■ **Input rows**
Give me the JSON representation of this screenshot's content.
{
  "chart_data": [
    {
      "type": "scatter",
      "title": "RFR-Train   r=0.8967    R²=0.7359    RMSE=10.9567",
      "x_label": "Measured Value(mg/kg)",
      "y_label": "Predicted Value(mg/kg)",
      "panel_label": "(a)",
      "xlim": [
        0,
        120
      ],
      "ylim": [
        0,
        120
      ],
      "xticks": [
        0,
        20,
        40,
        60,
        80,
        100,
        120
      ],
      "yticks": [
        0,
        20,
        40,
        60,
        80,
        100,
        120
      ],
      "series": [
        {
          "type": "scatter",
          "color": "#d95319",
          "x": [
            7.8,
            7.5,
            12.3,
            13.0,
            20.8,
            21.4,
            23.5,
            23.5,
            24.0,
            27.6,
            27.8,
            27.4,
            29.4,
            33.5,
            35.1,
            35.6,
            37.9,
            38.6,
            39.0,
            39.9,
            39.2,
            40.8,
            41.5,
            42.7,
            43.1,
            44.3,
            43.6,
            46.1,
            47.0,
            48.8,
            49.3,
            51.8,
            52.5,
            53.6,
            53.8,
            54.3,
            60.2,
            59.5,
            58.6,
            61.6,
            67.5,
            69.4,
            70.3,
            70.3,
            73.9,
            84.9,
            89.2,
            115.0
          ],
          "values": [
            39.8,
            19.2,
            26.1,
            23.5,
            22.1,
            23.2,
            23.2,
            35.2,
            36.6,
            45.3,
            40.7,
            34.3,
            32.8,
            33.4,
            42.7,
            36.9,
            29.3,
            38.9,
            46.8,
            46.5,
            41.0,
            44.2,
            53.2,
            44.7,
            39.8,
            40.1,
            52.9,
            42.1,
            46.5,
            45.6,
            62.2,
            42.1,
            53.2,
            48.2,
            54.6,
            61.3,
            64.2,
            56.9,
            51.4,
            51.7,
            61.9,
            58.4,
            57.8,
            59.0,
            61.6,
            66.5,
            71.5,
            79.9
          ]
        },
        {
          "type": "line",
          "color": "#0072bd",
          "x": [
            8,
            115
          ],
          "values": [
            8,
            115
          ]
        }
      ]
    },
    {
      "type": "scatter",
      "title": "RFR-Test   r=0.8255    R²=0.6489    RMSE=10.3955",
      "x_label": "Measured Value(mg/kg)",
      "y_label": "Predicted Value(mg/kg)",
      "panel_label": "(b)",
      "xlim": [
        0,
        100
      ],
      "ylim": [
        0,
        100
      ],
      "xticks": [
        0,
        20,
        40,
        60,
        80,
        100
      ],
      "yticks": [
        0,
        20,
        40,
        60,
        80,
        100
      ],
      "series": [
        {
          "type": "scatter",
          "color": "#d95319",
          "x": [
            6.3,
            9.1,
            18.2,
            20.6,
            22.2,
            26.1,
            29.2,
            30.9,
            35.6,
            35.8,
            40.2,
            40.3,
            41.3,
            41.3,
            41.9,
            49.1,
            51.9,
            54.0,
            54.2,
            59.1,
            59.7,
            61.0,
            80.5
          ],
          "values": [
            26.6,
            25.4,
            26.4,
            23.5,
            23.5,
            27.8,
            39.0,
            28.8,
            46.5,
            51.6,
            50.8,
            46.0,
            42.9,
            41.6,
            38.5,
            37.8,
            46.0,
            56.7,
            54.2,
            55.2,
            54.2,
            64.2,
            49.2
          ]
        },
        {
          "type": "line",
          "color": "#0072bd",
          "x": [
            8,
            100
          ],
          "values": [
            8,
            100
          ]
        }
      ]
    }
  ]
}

■ **Task brief**
All of the lines above must be returned exactly.

■ **Expected output**
Give me the JSON representation of this screenshot's content.
{
  "chart_data": [
    {
      "type": "scatter",
      "title": "RFR-Train   r=0.8967    R²=0.7359    RMSE=10.9567",
      "x_label": "Measured Value(mg/kg)",
      "y_label": "Predicted Value(mg/kg)",
      "panel_label": "(a)",
      "xlim": [
        0,
        120
      ],
      "ylim": [
        0,
        120
      ],
      "xticks": [
        0,
        20,
        40,
        60,
        80,
        100,
        120
      ],
      "yticks": [
        0,
        20,
        40,
        60,
        80,
        100,
        120
      ],
      "series": [
        {
          "type": "scatter",
          "color": "#d95319",
          "x": [
            7.8,
            7.5,
            12.3,
            13.0,
            20.8,
            21.4,
            23.5,
            23.5,
            24.0,
            27.6,
            27.8,
            27.4,
            29.4,
            33.5,
            35.1,
            35.6,
            37.9,
            38.6,
            39.0,
            39.9,
            39.2,
            40.8,
            41.5,
            42.7,
            43.1,
            44.3,
            43.6,
            46.1,
            47.0,
            48.8,
            49.3,
            51.8,
            52.5,
            53.6,
            53.8,
            54.3,
            60.2,
            59.5,
            58.6,
            61.6,
            67.5,
            69.4,
            70.3,
            70.3,
            73.9,
            84.9,
            89.2,
            115.0
          ],
          "values": [
            39.8,
            19.2,
            26.1,
            23.5,
            22.1,
            23.2,
            23.2,
            35.2,
            36.6,
            45.3,
            40.7,
            34.3,
            32.8,
            33.4,
            42.7,
            36.9,
            29.3,
            38.9,
            46.8,
            46.5,
            41.0,
            44.2,
            53.2,
            44.7,
            39.8,
            40.1,
            52.9,
            42.1,
            46.5,
            45.6,
            62.2,
            42.1,
            53.2,
            48.2,
            54.6,
            61.3,
            64.2,
            56.9,
            51.4,
            51.7,
            61.9,
            58.4,
            57.8,
            59.0,
            61.6,
            66.5,
            71.5,
            79.9
          ]
        },
        {
          "type": "line",
          "color": "#0072bd",
          "x": [
            8,
            115
          ],
          "values": [
            8,
            115
          ]
        }
      ]
    },
    {
      "type": "scatter",
      "title": "RFR-Test   r=0.8255    R²=0.6489    RMSE=10.3955",
      "x_label": "Measured Value(mg/kg)",
      "y_label": "Predicted Value(mg/kg)",
      "panel_label": "(b)",
      "xlim": [
        0,
        100
      ],
      "ylim": [
        0,
        100
      ],
      "xticks": [
        0,
        20,
        40,
        60,
        80,
        100
      ],
      "yticks": [
        0,
        20,
        40,
        60,
        80,
        100
      ],
      "series": [
        {
          "type": "scatter",
          "color": "#d95319",
          "x": [
            6.3,
            9.1,
            18.2,
            20.6,
            22.2,
            26.1,
            29.2,
            30.9,
            35.6,
            35.8,
            40.2,
            40.3,
            41.3,
            41.3,
            41.9,
            49.1,
            51.9,
            54.0,
            54.2,
            59.1,
            59.7,
            61.0,
            80.5
          ],
          "values": [
            26.6,
            25.4,
            26.4,
            23.5,
            23.5,
            27.8,
            39.0,
            28.8,
            46.5,
            51.6,
            50.8,
            46.0,
            42.9,
            41.6,
            38.5,
            37.8,
            46.0,
            56.7,
            54.2,
            55.2,
            54.2,
            64.2,
            49.2
          ]
        },
        {
          "type": "line",
          "color": "#0072bd",
          "x": [
            8,
            100
          ],
          "values": [
            8,
            100
          ]
        }
      ]
    }
  ]
}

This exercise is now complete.